Data records:
▼

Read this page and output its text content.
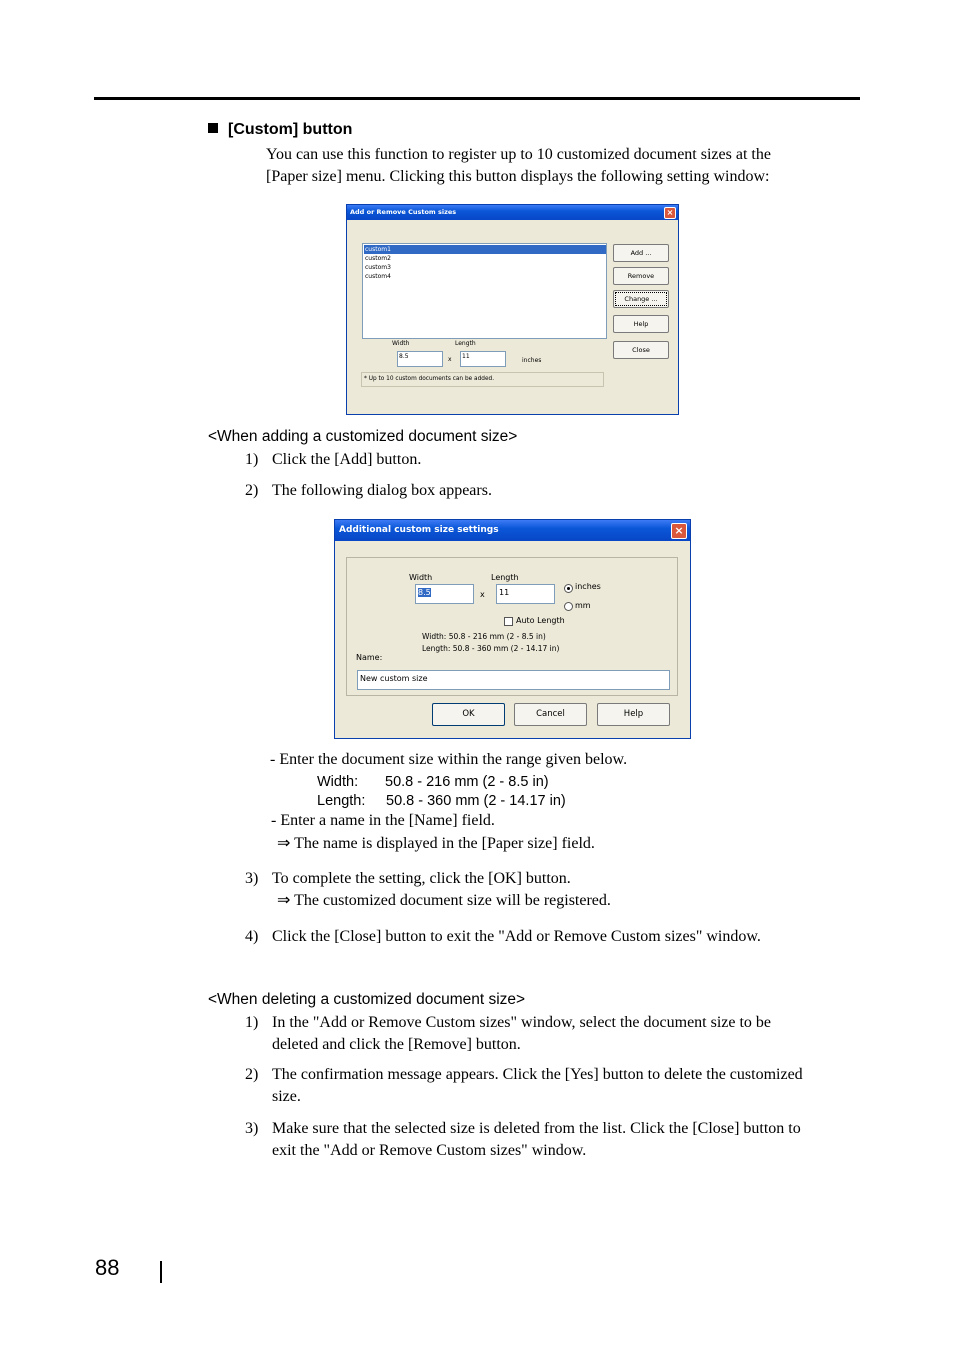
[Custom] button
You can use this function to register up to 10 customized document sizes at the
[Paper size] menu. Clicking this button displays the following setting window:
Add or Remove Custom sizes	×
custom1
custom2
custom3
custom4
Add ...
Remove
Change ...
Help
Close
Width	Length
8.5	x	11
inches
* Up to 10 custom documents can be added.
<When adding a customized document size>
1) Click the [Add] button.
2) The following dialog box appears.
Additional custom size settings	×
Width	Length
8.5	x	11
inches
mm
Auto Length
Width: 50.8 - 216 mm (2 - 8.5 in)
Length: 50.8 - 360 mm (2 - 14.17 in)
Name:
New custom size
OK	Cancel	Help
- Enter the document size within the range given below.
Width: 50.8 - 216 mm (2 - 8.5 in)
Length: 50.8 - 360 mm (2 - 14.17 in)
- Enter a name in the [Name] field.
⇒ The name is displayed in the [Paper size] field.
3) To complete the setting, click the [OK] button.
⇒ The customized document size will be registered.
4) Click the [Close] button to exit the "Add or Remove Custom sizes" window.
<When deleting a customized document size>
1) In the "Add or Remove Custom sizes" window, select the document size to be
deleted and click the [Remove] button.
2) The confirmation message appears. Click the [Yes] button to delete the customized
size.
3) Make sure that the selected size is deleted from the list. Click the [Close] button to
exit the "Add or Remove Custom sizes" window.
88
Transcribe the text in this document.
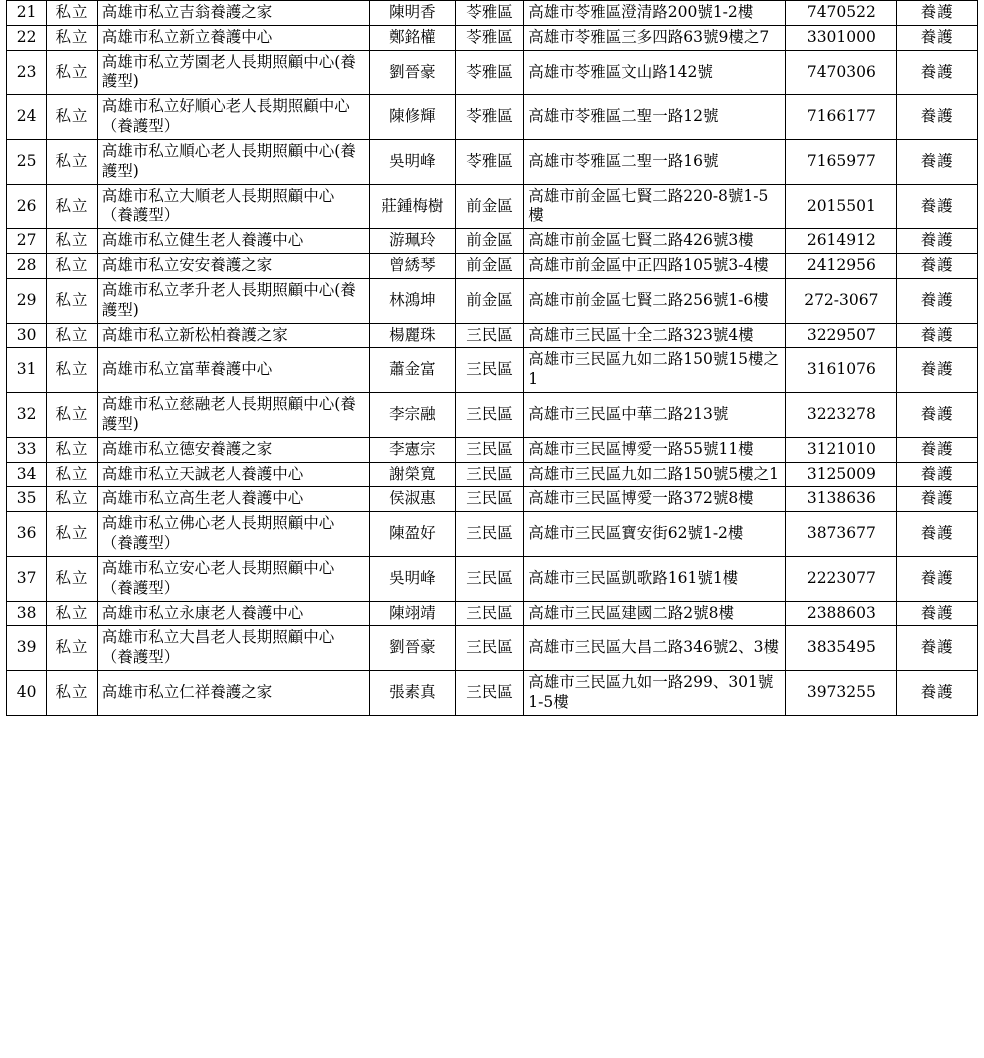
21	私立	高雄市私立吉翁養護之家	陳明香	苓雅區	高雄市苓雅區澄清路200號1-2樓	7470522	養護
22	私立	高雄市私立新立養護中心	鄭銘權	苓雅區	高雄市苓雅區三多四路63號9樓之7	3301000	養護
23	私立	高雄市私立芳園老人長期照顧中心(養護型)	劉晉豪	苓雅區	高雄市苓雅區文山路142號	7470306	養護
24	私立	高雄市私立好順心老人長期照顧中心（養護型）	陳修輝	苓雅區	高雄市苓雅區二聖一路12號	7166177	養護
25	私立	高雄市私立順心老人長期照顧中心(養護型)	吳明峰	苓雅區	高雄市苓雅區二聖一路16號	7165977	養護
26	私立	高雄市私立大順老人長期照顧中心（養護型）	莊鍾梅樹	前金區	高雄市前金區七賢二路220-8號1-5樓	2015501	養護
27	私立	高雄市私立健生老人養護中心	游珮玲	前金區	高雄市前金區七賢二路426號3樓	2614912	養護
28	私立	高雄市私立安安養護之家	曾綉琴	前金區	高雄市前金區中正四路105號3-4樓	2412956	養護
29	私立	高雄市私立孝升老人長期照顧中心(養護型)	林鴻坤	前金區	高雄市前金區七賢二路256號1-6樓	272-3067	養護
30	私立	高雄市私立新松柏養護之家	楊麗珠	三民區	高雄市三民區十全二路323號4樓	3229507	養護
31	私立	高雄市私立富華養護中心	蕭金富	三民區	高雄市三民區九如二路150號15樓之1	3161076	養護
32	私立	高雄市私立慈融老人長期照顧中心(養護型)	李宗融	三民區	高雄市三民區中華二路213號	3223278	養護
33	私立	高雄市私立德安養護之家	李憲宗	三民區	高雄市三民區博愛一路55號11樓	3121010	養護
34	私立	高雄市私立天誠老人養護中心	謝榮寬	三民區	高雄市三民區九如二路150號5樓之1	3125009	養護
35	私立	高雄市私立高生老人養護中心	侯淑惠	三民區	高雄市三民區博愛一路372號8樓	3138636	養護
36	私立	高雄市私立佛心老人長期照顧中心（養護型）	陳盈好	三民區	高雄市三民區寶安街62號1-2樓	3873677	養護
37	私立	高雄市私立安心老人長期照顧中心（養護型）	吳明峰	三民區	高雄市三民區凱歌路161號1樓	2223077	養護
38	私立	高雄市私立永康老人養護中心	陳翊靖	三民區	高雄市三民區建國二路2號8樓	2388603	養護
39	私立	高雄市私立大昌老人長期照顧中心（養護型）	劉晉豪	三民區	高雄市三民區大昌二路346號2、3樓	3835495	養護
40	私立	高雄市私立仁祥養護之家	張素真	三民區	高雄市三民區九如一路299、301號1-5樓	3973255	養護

▲
▼

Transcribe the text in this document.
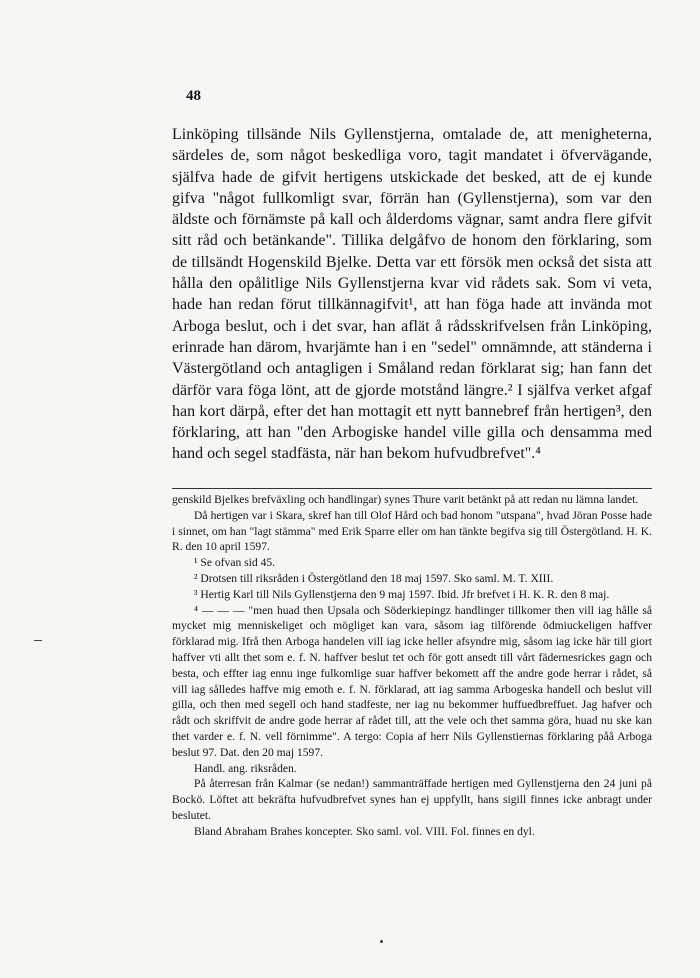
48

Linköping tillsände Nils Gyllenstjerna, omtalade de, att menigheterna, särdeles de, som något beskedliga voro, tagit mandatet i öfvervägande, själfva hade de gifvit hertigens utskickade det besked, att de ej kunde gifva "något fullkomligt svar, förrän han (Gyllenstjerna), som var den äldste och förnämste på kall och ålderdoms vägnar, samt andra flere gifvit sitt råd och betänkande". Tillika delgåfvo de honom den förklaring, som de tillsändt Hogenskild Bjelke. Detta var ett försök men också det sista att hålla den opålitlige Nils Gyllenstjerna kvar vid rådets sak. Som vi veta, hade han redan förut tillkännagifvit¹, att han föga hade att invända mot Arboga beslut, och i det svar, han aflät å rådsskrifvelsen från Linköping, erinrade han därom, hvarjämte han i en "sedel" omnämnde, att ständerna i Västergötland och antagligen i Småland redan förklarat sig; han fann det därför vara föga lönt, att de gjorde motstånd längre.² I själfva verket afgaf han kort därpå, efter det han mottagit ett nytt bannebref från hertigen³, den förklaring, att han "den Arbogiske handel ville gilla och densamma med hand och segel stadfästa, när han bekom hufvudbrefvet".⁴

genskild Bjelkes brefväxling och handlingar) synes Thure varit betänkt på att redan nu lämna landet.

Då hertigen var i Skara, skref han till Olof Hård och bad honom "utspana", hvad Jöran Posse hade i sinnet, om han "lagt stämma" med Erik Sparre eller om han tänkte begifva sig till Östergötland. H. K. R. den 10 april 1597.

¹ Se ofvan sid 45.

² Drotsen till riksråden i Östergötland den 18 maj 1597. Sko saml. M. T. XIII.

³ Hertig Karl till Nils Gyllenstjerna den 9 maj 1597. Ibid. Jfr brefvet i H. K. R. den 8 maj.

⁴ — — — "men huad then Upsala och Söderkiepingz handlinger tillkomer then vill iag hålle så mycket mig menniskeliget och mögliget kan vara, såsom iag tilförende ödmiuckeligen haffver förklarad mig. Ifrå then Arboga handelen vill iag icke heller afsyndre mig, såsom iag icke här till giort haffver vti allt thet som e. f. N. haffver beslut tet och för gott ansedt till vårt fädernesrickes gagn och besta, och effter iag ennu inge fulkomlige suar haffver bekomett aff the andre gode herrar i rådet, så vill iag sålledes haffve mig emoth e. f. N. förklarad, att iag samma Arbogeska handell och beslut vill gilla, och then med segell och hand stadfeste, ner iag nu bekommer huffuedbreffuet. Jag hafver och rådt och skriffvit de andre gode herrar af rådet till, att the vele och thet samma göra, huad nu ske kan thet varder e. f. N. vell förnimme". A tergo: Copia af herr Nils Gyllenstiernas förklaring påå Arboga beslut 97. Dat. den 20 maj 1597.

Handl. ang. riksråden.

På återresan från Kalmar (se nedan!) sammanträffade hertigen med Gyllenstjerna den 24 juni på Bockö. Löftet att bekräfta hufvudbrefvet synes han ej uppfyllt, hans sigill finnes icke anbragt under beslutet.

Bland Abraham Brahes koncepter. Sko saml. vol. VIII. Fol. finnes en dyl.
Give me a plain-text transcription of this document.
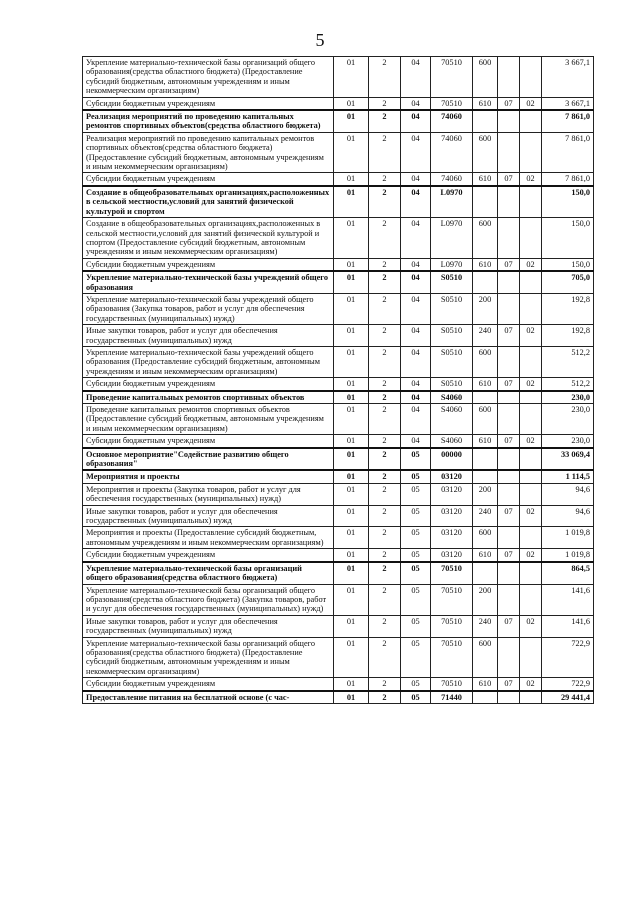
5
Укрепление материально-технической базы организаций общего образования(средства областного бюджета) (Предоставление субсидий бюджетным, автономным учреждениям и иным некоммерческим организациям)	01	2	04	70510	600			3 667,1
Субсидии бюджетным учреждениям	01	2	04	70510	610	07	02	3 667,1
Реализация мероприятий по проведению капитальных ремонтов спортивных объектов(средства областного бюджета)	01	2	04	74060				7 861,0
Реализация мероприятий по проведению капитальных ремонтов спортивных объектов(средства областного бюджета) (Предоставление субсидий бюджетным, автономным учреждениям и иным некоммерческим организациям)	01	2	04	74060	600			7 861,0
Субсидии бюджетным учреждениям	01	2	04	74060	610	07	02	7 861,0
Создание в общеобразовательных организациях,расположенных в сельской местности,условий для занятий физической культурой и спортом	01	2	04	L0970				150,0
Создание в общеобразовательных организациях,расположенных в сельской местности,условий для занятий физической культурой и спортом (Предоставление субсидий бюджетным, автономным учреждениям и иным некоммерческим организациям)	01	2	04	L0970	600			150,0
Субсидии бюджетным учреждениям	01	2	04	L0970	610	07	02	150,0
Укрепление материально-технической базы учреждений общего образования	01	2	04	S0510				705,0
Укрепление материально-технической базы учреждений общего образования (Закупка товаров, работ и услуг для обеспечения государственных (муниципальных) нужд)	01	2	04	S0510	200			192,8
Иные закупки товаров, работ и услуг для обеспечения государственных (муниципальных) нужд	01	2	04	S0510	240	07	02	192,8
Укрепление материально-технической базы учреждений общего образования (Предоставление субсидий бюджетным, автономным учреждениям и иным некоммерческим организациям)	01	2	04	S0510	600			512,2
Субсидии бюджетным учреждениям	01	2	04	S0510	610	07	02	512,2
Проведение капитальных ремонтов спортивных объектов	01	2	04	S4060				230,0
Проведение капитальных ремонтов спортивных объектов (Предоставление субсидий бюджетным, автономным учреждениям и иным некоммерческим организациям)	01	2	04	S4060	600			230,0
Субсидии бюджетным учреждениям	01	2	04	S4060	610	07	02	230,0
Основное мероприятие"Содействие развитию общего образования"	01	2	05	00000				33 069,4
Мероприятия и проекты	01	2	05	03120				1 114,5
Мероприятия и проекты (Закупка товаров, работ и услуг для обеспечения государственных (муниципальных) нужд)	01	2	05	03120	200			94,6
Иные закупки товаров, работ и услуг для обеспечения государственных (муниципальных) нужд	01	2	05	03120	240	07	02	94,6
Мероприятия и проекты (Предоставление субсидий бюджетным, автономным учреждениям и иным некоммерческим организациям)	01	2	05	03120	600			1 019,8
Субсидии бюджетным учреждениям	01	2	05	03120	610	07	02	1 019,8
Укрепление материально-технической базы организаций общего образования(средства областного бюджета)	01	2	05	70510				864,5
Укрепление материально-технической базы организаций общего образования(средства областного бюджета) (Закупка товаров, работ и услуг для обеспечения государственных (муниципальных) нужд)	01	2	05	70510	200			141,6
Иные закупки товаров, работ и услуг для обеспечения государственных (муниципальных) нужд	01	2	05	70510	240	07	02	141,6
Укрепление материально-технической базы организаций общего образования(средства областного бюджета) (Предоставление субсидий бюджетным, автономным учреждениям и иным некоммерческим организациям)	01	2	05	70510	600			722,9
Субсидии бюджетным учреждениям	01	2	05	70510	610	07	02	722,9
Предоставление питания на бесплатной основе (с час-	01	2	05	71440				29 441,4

▲

GIVEN EXERCISE: Extract every line of the records above that contains the word "Enter".

REPLY TO THE EXERCISE:
- Enter the document size within the range given below.
- Enter a name in the [Name] field.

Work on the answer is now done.